INFORMATION GIVEN:
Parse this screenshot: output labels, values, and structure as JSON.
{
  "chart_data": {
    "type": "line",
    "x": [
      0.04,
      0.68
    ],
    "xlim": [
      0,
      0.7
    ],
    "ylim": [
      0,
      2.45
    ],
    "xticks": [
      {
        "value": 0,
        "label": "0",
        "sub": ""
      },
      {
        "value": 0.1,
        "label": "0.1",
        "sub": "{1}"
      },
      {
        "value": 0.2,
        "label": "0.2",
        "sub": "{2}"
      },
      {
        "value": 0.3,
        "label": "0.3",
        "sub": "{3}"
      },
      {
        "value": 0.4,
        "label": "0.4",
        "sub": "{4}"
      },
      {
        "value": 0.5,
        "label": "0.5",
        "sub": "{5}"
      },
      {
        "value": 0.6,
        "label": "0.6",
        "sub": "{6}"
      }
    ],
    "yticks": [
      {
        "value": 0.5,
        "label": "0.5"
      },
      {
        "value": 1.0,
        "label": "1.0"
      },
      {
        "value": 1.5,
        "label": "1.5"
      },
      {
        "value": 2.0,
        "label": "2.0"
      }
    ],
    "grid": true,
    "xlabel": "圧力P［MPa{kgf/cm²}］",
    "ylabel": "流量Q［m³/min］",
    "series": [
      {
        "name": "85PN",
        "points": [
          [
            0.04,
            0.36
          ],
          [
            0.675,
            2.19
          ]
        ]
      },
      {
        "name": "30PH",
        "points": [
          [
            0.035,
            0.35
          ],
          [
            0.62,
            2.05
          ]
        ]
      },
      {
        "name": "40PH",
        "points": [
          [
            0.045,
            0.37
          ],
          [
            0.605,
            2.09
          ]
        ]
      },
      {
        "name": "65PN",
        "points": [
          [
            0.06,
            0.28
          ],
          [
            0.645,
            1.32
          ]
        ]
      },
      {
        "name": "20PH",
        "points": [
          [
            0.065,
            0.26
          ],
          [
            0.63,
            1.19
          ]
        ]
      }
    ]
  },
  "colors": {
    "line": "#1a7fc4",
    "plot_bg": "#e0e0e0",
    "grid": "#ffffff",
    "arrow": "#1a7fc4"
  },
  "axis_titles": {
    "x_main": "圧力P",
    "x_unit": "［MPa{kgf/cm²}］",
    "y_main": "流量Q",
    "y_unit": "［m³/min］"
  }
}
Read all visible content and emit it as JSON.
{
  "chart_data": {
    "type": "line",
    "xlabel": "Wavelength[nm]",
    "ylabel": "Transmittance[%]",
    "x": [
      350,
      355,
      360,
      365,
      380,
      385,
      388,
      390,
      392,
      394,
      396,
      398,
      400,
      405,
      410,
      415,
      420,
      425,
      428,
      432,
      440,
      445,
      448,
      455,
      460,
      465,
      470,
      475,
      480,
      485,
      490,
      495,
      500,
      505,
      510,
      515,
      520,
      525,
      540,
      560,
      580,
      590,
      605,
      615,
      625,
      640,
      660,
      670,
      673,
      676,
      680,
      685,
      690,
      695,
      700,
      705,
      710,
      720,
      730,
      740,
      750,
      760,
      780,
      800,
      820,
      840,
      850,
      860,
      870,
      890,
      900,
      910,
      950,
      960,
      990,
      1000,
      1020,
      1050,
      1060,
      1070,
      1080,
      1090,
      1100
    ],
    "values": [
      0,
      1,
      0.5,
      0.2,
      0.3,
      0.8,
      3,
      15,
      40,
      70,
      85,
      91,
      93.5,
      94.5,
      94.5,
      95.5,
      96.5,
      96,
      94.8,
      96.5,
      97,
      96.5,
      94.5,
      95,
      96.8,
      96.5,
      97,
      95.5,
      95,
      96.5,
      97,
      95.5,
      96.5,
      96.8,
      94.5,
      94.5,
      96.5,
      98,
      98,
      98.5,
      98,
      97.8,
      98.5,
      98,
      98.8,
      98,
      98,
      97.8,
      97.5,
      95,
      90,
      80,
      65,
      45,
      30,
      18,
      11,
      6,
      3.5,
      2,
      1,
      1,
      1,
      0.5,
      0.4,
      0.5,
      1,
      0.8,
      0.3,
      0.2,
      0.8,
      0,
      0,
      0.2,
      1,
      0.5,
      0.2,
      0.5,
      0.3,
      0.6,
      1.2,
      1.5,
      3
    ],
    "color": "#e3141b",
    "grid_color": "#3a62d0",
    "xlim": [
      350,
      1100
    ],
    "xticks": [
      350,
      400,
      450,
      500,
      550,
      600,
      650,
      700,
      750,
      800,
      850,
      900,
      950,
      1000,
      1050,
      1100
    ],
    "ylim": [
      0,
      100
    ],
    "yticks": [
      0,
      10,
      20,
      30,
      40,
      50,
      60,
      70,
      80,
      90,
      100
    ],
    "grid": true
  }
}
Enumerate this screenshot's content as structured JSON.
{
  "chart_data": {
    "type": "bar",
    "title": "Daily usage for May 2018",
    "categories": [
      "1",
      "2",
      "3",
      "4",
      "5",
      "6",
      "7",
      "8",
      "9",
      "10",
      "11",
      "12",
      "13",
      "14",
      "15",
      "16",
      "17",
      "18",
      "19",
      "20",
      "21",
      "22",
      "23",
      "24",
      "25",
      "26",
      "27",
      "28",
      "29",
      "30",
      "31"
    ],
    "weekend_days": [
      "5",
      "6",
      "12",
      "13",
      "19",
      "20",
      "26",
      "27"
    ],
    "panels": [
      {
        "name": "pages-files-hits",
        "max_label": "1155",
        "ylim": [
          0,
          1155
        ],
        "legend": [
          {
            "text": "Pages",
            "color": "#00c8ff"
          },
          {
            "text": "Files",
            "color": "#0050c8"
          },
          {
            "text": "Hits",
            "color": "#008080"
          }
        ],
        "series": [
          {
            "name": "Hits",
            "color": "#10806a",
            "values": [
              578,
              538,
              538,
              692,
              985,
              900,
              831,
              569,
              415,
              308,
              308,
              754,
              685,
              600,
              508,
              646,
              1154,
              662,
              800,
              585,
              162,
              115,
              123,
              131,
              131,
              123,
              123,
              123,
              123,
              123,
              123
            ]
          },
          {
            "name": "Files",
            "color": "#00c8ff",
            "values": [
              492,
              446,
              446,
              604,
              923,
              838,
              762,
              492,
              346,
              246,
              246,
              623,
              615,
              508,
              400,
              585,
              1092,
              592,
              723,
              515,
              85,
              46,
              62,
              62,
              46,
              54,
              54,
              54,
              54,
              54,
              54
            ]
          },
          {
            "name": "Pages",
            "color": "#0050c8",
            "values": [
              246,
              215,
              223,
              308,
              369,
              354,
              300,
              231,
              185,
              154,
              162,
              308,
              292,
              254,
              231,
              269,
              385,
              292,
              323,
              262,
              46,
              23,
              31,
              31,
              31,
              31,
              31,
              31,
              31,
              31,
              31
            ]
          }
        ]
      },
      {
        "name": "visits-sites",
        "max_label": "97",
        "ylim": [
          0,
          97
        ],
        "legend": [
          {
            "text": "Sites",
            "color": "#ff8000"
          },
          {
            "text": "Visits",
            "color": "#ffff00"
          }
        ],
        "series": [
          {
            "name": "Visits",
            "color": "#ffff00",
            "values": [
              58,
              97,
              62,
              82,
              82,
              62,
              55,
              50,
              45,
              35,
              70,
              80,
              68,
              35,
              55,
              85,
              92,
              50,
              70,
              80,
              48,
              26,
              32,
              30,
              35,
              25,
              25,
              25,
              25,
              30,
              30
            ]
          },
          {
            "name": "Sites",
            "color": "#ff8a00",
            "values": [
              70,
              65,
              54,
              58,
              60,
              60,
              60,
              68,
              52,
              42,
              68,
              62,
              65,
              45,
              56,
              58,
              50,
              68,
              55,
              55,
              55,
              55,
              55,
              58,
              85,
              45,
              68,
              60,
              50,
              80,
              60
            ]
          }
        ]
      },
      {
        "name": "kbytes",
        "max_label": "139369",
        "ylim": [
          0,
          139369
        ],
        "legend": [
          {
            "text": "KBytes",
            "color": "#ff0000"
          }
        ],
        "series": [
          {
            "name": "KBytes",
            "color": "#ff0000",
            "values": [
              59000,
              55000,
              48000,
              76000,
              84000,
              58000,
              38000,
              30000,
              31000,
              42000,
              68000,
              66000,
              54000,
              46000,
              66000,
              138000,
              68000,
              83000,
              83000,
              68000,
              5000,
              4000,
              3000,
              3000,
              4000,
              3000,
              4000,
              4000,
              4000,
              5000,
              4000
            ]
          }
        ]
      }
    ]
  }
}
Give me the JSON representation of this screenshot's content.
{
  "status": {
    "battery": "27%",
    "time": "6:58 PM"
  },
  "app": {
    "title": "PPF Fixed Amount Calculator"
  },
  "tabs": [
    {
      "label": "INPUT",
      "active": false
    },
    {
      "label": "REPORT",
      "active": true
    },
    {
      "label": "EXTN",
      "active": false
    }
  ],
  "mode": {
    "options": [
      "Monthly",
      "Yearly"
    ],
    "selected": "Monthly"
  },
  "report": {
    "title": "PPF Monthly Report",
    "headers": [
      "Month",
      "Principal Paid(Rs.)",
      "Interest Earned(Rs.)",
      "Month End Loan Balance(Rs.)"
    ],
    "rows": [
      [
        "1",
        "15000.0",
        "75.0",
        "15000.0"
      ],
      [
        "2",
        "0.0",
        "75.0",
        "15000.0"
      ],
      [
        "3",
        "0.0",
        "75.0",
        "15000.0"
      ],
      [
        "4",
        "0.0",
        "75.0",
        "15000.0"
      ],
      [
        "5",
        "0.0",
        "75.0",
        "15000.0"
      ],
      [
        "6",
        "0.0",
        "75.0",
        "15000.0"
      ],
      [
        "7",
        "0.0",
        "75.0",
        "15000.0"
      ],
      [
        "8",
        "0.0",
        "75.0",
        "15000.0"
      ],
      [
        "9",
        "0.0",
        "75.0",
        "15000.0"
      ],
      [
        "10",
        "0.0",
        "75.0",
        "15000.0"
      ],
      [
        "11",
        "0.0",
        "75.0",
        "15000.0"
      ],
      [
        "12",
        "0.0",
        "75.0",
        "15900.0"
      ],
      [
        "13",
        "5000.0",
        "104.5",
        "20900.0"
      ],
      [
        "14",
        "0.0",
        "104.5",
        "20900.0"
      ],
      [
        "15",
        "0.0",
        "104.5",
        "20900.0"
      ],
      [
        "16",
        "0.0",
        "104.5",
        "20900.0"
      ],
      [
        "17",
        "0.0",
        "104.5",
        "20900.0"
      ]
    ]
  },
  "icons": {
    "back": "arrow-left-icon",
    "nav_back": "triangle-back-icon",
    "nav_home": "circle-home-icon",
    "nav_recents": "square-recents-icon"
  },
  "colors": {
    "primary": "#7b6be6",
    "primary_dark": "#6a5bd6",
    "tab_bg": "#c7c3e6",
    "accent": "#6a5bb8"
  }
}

WORK REQUIRED:
In the data above, count the lines where the word "Monthly" appears; reply with the number only.

FULL OUTPUT:
3